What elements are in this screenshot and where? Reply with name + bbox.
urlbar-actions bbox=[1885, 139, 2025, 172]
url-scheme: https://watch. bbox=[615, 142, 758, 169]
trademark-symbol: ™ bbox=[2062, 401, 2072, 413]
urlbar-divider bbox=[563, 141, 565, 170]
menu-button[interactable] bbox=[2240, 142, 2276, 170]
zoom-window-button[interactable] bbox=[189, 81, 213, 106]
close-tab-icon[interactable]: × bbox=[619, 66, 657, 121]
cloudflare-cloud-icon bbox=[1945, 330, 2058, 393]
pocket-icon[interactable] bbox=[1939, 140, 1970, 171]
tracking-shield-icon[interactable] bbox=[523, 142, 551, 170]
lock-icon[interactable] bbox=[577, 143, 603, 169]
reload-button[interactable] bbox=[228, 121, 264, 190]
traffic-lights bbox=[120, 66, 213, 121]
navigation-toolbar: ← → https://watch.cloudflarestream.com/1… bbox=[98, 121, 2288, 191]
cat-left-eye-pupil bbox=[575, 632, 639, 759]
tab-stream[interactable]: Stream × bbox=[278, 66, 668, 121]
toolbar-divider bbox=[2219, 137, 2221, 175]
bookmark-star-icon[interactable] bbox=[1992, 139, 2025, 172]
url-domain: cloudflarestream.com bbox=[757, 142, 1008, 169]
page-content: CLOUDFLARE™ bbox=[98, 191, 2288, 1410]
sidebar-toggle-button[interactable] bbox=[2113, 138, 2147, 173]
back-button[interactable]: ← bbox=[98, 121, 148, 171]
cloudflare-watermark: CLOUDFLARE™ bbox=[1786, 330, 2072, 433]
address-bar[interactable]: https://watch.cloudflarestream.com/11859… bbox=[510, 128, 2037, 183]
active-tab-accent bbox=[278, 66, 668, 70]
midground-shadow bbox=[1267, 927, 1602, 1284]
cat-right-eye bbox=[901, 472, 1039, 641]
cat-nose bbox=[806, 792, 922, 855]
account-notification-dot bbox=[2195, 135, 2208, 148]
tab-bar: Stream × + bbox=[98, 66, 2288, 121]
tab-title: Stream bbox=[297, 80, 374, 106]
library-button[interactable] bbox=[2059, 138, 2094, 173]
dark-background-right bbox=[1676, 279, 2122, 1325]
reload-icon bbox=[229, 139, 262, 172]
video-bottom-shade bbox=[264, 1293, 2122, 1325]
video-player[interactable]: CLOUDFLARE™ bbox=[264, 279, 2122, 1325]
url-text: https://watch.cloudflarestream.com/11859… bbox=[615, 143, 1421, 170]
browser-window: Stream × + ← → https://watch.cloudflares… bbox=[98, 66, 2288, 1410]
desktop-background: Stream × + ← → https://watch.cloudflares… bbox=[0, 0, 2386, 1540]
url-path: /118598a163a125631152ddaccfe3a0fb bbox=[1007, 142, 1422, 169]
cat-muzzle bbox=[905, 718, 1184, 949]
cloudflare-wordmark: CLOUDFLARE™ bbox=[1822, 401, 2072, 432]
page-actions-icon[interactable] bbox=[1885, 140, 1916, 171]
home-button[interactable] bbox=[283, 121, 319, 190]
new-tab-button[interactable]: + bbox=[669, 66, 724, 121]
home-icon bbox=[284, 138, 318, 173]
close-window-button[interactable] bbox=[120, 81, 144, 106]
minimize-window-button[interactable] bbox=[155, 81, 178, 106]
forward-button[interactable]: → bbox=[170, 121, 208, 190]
=-=-=
* _Exercício escrito_:
Quais linhas do material acima contêm a palavra "home"? Reúna todas elas e copie cada uma por inteiro.

* _Resultado do exercício_:
home-button[interactable] bbox=[283, 121, 319, 190]
home-icon bbox=[284, 138, 318, 173]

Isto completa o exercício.